**WHAT THE TASK ASKS:** State only the number of lines that include "Text".

**PROVIDED DATA:**

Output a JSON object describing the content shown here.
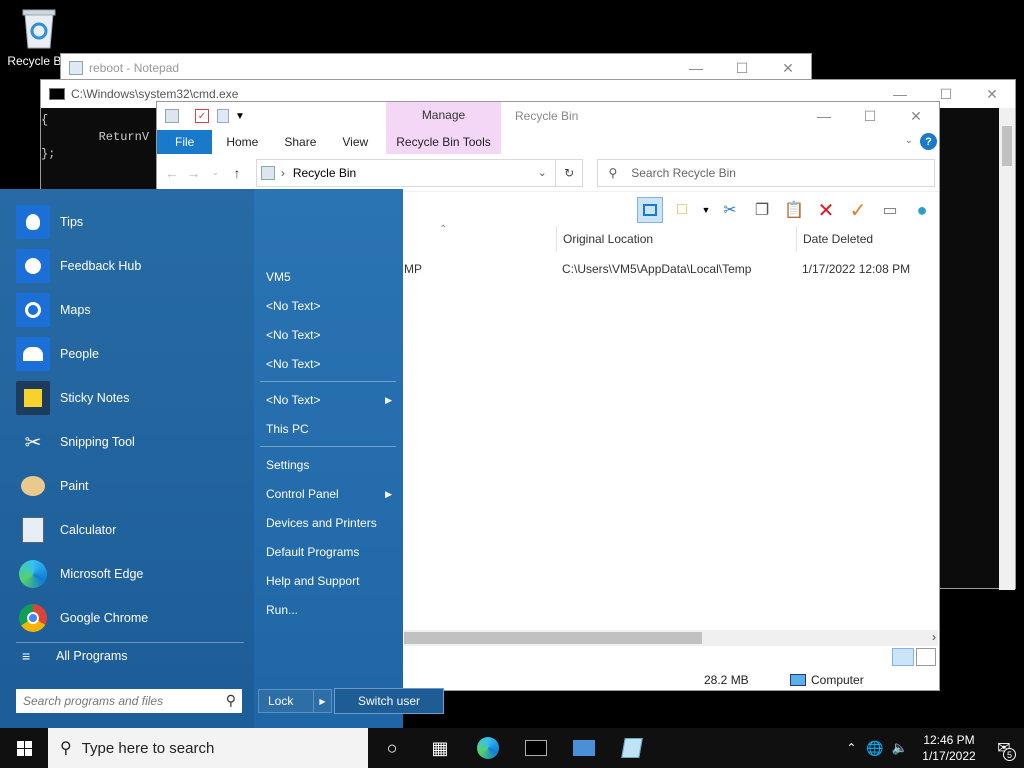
{
  "desktop": {
    "recycle_label": "Recycle Bin"
  },
  "notepad": {
    "title": "reboot - Notepad"
  },
  "cmd": {
    "title": "C:\\Windows\\system32\\cmd.exe",
    "lines": [
      "{",
      "        ReturnV",
      "};"
    ]
  },
  "explorer": {
    "title": "Recycle Bin",
    "manage": "Manage",
    "tabs": {
      "file": "File",
      "home": "Home",
      "share": "Share",
      "view": "View",
      "tools": "Recycle Bin Tools"
    },
    "address": "Recycle Bin",
    "search_placeholder": "Search Recycle Bin",
    "columns": {
      "original_location": "Original Location",
      "date_deleted": "Date Deleted"
    },
    "row": {
      "name_tail": "MP",
      "location": "C:\\Users\\VM5\\AppData\\Local\\Temp",
      "date": "1/17/2022 12:08 PM"
    },
    "status": {
      "size": "28.2 MB",
      "computer": "Computer"
    }
  },
  "startmenu": {
    "apps": [
      "Tips",
      "Feedback Hub",
      "Maps",
      "People",
      "Sticky Notes",
      "Snipping Tool",
      "Paint",
      "Calculator",
      "Microsoft Edge",
      "Google Chrome"
    ],
    "all_programs": "All Programs",
    "search_placeholder": "Search programs and files",
    "right": {
      "user": "VM5",
      "no_text_1": "<No Text>",
      "no_text_2": "<No Text>",
      "no_text_3": "<No Text>",
      "no_text_4": "<No Text>",
      "this_pc": "This PC",
      "settings": "Settings",
      "control_panel": "Control Panel",
      "devices": "Devices and Printers",
      "default_programs": "Default Programs",
      "help": "Help and Support",
      "run": "Run..."
    },
    "lock": "Lock",
    "switch_user": "Switch user"
  },
  "taskbar": {
    "search_placeholder": "Type here to search",
    "time": "12:46 PM",
    "date": "1/17/2022",
    "notifications": "5"
  },
  "colors": {
    "start_bg": "#2b74b3",
    "file_tab": "#1979ca",
    "manage_tab": "#f4d7f7"
  }
}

**WRITTEN REPLY:** 4